What the task asks:
Give the lines as a JSON list of strings, one string per line, with blank lines omitted. Begin at the line that contains "data-point (479, 355, 486, 362)" and stop after the line that contains "data-point (169, 265, 176, 272)".

Records from a data collection:

○ ○ ○ ○ ○

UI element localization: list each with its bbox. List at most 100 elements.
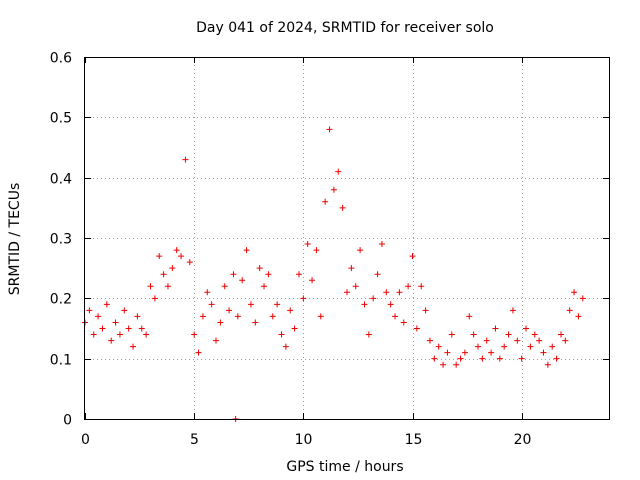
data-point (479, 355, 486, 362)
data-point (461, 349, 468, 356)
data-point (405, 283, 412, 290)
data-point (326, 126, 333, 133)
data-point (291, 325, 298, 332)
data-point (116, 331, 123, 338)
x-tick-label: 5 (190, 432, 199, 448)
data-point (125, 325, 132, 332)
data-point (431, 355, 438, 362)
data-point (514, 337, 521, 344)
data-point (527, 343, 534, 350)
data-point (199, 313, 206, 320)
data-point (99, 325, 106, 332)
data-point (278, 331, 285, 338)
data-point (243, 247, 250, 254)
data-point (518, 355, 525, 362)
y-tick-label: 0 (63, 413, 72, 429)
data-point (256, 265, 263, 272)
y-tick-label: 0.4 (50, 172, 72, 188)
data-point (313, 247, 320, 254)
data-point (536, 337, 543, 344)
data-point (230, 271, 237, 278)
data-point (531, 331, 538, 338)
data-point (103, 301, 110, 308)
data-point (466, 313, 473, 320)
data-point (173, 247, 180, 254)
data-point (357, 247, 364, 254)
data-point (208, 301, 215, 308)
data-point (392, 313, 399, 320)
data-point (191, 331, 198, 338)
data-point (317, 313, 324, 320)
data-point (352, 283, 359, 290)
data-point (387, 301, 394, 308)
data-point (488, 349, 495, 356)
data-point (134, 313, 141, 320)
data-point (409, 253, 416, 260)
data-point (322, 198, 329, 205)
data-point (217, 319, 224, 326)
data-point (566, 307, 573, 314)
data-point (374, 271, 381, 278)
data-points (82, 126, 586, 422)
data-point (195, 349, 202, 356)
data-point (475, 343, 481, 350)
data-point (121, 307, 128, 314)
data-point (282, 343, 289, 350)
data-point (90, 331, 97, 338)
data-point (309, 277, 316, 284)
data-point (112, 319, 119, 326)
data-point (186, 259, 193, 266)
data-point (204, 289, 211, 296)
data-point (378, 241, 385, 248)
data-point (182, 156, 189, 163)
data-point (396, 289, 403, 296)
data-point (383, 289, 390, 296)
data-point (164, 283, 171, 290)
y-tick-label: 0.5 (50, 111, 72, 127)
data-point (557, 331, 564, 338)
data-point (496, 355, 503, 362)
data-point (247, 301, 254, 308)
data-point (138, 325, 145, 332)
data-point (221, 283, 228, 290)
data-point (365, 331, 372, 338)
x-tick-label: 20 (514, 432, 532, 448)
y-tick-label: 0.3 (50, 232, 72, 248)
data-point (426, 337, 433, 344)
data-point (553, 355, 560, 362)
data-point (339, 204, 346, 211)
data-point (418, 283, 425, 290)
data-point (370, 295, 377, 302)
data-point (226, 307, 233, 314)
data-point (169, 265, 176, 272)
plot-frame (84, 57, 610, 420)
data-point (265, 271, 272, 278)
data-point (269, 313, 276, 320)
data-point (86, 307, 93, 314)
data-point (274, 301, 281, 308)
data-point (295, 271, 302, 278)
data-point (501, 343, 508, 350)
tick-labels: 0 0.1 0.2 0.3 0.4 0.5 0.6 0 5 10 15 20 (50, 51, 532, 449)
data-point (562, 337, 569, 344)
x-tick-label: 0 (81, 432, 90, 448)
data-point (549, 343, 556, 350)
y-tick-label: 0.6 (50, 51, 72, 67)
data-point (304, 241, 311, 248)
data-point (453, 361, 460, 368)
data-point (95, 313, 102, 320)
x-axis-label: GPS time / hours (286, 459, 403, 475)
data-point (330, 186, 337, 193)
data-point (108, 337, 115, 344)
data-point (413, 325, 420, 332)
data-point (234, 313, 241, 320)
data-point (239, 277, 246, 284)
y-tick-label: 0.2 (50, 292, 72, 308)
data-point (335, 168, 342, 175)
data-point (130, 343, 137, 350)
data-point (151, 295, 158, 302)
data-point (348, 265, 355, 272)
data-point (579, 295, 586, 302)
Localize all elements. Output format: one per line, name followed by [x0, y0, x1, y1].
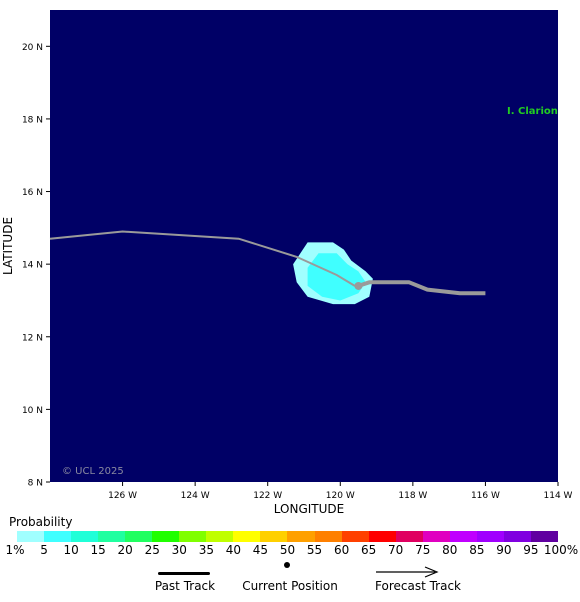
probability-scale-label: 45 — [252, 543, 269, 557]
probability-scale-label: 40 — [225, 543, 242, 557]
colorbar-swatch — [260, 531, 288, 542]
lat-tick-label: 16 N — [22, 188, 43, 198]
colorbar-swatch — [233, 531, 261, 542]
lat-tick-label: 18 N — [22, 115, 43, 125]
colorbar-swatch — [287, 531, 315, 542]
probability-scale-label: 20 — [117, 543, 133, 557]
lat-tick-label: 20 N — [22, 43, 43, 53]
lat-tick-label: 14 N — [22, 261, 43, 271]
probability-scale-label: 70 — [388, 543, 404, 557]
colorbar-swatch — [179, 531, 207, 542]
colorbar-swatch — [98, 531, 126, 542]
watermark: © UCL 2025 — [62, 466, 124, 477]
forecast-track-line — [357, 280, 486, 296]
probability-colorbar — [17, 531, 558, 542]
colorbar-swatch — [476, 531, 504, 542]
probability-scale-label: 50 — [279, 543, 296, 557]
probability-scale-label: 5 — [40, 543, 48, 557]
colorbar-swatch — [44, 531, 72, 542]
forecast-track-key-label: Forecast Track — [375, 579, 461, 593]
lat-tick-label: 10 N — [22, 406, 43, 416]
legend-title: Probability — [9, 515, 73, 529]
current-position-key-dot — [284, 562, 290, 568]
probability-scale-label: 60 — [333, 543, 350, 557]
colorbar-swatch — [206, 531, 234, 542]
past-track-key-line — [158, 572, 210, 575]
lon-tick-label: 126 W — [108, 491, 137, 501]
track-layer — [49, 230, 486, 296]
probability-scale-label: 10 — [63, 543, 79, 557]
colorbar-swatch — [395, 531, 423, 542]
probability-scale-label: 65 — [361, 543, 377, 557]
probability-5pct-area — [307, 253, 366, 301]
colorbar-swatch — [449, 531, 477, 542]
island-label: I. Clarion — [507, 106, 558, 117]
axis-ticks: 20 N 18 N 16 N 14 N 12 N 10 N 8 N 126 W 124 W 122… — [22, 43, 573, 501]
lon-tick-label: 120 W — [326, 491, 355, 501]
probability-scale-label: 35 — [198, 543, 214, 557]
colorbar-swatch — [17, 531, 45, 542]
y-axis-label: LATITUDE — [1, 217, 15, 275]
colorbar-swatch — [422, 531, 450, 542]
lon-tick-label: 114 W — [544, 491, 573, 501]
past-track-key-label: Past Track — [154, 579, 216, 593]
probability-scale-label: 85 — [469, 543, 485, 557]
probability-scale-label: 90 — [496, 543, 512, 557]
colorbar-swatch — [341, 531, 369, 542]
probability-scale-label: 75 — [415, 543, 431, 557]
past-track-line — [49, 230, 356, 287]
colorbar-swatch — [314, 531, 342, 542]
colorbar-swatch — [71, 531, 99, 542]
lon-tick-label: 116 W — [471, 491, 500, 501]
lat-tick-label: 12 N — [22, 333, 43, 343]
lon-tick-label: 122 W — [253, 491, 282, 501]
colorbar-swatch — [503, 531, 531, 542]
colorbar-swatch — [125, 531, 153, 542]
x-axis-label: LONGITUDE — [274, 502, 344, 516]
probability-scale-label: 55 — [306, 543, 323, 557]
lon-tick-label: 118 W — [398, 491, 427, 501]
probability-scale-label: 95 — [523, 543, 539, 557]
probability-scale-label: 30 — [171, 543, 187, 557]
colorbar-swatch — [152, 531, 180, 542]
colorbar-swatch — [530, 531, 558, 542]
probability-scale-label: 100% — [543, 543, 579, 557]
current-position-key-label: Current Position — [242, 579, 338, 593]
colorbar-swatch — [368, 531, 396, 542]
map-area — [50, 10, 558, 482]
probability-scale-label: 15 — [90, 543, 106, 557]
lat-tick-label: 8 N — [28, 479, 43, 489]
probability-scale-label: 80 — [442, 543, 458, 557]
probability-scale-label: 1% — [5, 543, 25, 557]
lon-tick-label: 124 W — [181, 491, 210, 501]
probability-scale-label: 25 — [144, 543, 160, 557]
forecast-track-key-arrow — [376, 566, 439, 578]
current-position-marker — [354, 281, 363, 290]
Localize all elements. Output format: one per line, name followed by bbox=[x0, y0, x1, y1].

○ ○ ○ ○ ○

Exercise output:
[
  "data-point (479, 355, 486, 362)",
  "data-point (461, 349, 468, 356)",
  "data-point (405, 283, 412, 290)",
  "data-point (326, 126, 333, 133)",
  "data-point (291, 325, 298, 332)",
  "data-point (116, 331, 123, 338)",
  "x-tick-label: 5 (190, 432, 199, 448)",
  "data-point (125, 325, 132, 332)",
  "data-point (431, 355, 438, 362)",
  "data-point (514, 337, 521, 344)",
  "data-point (527, 343, 534, 350)",
  "data-point (199, 313, 206, 320)",
  "data-point (99, 325, 106, 332)",
  "data-point (278, 331, 285, 338)",
  "data-point (243, 247, 250, 254)",
  "data-point (518, 355, 525, 362)",
  "y-tick-label: 0 (63, 413, 72, 429)",
  "data-point (256, 265, 263, 272)",
  "y-tick-label: 0.4 (50, 172, 72, 188)",
  "data-point (313, 247, 320, 254)",
  "data-point (536, 337, 543, 344)",
  "data-point (230, 271, 237, 278)",
  "data-point (531, 331, 538, 338)",
  "data-point (103, 301, 110, 308)",
  "data-point (466, 313, 473, 320)",
  "data-point (173, 247, 180, 254)",
  "data-point (357, 247, 364, 254)",
  "data-point (208, 301, 215, 308)",
  "data-point (392, 313, 399, 320)",
  "data-point (191, 331, 198, 338)",
  "data-point (317, 313, 324, 320)",
  "data-point (352, 283, 359, 290)",
  "data-point (387, 301, 394, 308)",
  "data-point (488, 349, 495, 356)",
  "data-point (134, 313, 141, 320)",
  "data-point (409, 253, 416, 260)",
  "data-point (322, 198, 329, 205)",
  "data-point (217, 319, 224, 326)",
  "data-point (566, 307, 573, 314)",
  "data-point (374, 271, 381, 278)",
  "data-points (82, 126, 586, 422)",
  "data-point (195, 349, 202, 356)",
  "data-point (475, 343, 481, 350)",
  "data-point (121, 307, 128, 314)",
  "data-point (282, 343, 289, 350)",
  "data-point (90, 331, 97, 338)",
  "data-point (309, 277, 316, 284)",
  "data-point (112, 319, 119, 326)",
  "data-point (186, 259, 193, 266)",
  "data-point (204, 289, 211, 296)",
  "data-point (378, 241, 385, 248)",
  "data-point (182, 156, 189, 163)",
  "data-point (396, 289, 403, 296)",
  "data-point (383, 289, 390, 296)",
  "data-point (164, 283, 171, 290)",
  "y-tick-label: 0.5 (50, 111, 72, 127)",
  "data-point (557, 331, 564, 338)",
  "data-point (496, 355, 503, 362)",
  "data-point (247, 301, 254, 308)",
  "data-point (138, 325, 145, 332)",
  "data-point (221, 283, 228, 290)",
  "data-point (365, 331, 372, 338)",
  "x-tick-label: 20 (514, 432, 532, 448)",
  "y-tick-label: 0.3 (50, 232, 72, 248)",
  "data-point (426, 337, 433, 344)",
  "data-point (553, 355, 560, 362)",
  "data-point (339, 204, 346, 211)",
  "data-point (418, 283, 425, 290)",
  "data-point (370, 295, 377, 302)",
  "data-point (226, 307, 233, 314)",
  "data-point (169, 265, 176, 272)"
]